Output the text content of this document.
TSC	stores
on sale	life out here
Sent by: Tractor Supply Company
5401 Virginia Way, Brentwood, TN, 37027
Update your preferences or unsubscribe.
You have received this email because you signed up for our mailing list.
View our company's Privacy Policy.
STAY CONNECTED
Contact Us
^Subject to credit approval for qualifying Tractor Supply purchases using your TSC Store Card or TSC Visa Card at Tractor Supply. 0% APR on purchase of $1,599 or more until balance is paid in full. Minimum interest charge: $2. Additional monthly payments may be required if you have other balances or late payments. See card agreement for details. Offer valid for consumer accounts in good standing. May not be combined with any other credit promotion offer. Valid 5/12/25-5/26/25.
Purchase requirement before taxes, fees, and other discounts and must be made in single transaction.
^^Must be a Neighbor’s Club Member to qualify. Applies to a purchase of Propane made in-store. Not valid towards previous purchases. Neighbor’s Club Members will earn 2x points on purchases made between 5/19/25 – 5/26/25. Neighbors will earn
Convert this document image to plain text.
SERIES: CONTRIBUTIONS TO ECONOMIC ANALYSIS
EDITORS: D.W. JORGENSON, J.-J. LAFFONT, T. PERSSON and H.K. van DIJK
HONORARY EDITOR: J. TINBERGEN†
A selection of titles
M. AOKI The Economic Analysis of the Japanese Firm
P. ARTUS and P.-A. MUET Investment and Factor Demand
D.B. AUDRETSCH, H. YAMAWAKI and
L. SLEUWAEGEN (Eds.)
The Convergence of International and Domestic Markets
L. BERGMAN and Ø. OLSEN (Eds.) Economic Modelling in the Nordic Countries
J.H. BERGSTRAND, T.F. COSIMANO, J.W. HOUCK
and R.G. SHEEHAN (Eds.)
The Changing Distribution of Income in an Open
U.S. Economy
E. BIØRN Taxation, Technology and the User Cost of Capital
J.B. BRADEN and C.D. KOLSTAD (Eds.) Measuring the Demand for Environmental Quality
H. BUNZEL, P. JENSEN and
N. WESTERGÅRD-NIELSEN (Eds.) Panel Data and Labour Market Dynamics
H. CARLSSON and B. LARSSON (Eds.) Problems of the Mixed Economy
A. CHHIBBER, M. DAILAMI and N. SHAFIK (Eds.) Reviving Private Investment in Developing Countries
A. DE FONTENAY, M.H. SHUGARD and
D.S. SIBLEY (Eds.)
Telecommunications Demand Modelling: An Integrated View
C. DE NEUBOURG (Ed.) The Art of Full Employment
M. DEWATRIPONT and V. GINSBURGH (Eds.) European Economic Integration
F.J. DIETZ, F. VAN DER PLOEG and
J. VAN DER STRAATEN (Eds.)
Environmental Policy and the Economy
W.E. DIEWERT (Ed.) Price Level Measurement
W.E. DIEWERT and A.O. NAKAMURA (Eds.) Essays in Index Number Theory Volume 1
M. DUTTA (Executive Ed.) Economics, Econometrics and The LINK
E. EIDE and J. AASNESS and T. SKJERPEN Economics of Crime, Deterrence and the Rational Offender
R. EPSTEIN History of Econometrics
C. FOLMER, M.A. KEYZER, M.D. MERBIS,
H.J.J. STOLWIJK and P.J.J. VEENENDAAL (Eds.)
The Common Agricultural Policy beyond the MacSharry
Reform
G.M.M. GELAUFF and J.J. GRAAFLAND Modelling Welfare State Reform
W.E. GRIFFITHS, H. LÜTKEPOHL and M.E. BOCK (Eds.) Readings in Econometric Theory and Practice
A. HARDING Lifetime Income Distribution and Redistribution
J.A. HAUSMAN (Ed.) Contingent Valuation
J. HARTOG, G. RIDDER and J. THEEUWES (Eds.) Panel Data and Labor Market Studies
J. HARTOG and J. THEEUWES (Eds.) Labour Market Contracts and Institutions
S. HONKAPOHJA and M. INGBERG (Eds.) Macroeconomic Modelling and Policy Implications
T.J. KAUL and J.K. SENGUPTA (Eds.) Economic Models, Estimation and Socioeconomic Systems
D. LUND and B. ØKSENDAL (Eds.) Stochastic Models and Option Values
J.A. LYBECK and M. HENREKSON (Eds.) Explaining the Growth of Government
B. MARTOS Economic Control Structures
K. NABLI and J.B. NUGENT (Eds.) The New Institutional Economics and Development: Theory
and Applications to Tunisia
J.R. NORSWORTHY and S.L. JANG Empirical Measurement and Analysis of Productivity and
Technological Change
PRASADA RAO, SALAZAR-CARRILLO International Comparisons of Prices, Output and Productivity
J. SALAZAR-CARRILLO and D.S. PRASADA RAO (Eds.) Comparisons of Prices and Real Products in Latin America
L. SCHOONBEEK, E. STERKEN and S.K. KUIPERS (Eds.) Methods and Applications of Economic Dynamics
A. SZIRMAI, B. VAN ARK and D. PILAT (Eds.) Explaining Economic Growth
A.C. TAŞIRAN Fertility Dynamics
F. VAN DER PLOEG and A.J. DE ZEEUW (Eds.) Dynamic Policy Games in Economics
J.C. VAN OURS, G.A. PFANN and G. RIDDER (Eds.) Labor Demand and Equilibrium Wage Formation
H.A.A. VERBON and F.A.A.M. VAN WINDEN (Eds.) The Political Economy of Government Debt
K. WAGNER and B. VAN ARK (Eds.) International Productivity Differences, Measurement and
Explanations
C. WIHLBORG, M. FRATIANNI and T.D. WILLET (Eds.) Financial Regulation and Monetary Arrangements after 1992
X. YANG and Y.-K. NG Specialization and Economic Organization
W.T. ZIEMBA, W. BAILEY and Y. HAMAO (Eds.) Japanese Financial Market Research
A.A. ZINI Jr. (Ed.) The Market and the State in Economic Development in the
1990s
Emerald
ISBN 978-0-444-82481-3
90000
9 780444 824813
------------------------------
EXERCISE =>
Each entry is to be returned in full, character for character.

ANSWER TO THE EXERCISE =>
Output the text content of this document.
TSC	stores
on sale	life out here
Sent by: Tractor Supply Company
5401 Virginia Way, Brentwood, TN, 37027
Update your preferences or unsubscribe.
You have received this email because you signed up for our mailing list.
View our company's Privacy Policy.
STAY CONNECTED
Contact Us
^Subject to credit approval for qualifying Tractor Supply purchases using your TSC Store Card or TSC Visa Card at Tractor Supply. 0% APR on purchase of $1,599 or more until balance is paid in full. Minimum interest charge: $2. Additional monthly payments may be required if you have other balances or late payments. See card agreement for details. Offer valid for consumer accounts in good standing. May not be combined with any other credit promotion offer. Valid 5/12/25-5/26/25.
Purchase requirement before taxes, fees, and other discounts and must be made in single transaction.
^^Must be a Neighbor’s Club Member to qualify. Applies to a purchase of Propane made in-store. Not valid towards previous purchases. Neighbor’s Club Members will earn 2x points on purchases made between 5/19/25 – 5/26/25. Neighbors will earn
Convert this document image to plain text.
SERIES: CONTRIBUTIONS TO ECONOMIC ANALYSIS
EDITORS: D.W. JORGENSON, J.-J. LAFFONT, T. PERSSON and H.K. van DIJK
HONORARY EDITOR: J. TINBERGEN†
A selection of titles
M. AOKI The Economic Analysis of the Japanese Firm
P. ARTUS and P.-A. MUET Investment and Factor Demand
D.B. AUDRETSCH, H. YAMAWAKI and
L. SLEUWAEGEN (Eds.)
The Convergence of International and Domestic Markets
L. BERGMAN and Ø. OLSEN (Eds.) Economic Modelling in the Nordic Countries
J.H. BERGSTRAND, T.F. COSIMANO, J.W. HOUCK
and R.G. SHEEHAN (Eds.)
The Changing Distribution of Income in an Open
U.S. Economy
E. BIØRN Taxation, Technology and the User Cost of Capital
J.B. BRADEN and C.D. KOLSTAD (Eds.) Measuring the Demand for Environmental Quality
H. BUNZEL, P. JENSEN and
N. WESTERGÅRD-NIELSEN (Eds.) Panel Data and Labour Market Dynamics
H. CARLSSON and B. LARSSON (Eds.) Problems of the Mixed Economy
A. CHHIBBER, M. DAILAMI and N. SHAFIK (Eds.) Reviving Private Investment in Developing Countries
A. DE FONTENAY, M.H. SHUGARD and
D.S. SIBLEY (Eds.)
Telecommunications Demand Modelling: An Integrated View
C. DE NEUBOURG (Ed.) The Art of Full Employment
M. DEWATRIPONT and V. GINSBURGH (Eds.) European Economic Integration
F.J. DIETZ, F. VAN DER PLOEG and
J. VAN DER STRAATEN (Eds.)
Environmental Policy and the Economy
W.E. DIEWERT (Ed.) Price Level Measurement
W.E. DIEWERT and A.O. NAKAMURA (Eds.) Essays in Index Number Theory Volume 1
M. DUTTA (Executive Ed.) Economics, Econometrics and The LINK
E. EIDE and J. AASNESS and T. SKJERPEN Economics of Crime, Deterrence and the Rational Offender
R. EPSTEIN History of Econometrics
C. FOLMER, M.A. KEYZER, M.D. MERBIS,
H.J.J. STOLWIJK and P.J.J. VEENENDAAL (Eds.)
The Common Agricultural Policy beyond the MacSharry
Reform
G.M.M. GELAUFF and J.J. GRAAFLAND Modelling Welfare State Reform
W.E. GRIFFITHS, H. LÜTKEPOHL and M.E. BOCK (Eds.) Readings in Econometric Theory and Practice
A. HARDING Lifetime Income Distribution and Redistribution
J.A. HAUSMAN (Ed.) Contingent Valuation
J. HARTOG, G. RIDDER and J. THEEUWES (Eds.) Panel Data and Labor Market Studies
J. HARTOG and J. THEEUWES (Eds.) Labour Market Contracts and Institutions
S. HONKAPOHJA and M. INGBERG (Eds.) Macroeconomic Modelling and Policy Implications
T.J. KAUL and J.K. SENGUPTA (Eds.) Economic Models, Estimation and Socioeconomic Systems
D. LUND and B. ØKSENDAL (Eds.) Stochastic Models and Option Values
J.A. LYBECK and M. HENREKSON (Eds.) Explaining the Growth of Government
B. MARTOS Economic Control Structures
K. NABLI and J.B. NUGENT (Eds.) The New Institutional Economics and Development: Theory
and Applications to Tunisia
J.R. NORSWORTHY and S.L. JANG Empirical Measurement and Analysis of Productivity and
Technological Change
PRASADA RAO, SALAZAR-CARRILLO International Comparisons of Prices, Output and Productivity
J. SALAZAR-CARRILLO and D.S. PRASADA RAO (Eds.) Comparisons of Prices and Real Products in Latin America
L. SCHOONBEEK, E. STERKEN and S.K. KUIPERS (Eds.) Methods and Applications of Economic Dynamics
A. SZIRMAI, B. VAN ARK and D. PILAT (Eds.) Explaining Economic Growth
A.C. TAŞIRAN Fertility Dynamics
F. VAN DER PLOEG and A.J. DE ZEEUW (Eds.) Dynamic Policy Games in Economics
J.C. VAN OURS, G.A. PFANN and G. RIDDER (Eds.) Labor Demand and Equilibrium Wage Formation
H.A.A. VERBON and F.A.A.M. VAN WINDEN (Eds.) The Political Economy of Government Debt
K. WAGNER and B. VAN ARK (Eds.) International Productivity Differences, Measurement and
Explanations
C. WIHLBORG, M. FRATIANNI and T.D. WILLET (Eds.) Financial Regulation and Monetary Arrangements after 1992
X. YANG and Y.-K. NG Specialization and Economic Organization
W.T. ZIEMBA, W. BAILEY and Y. HAMAO (Eds.) Japanese Financial Market Research
A.A. ZINI Jr. (Ed.) The Market and the State in Economic Development in the
1990s
Emerald
ISBN 978-0-444-82481-3
90000
9 780444 824813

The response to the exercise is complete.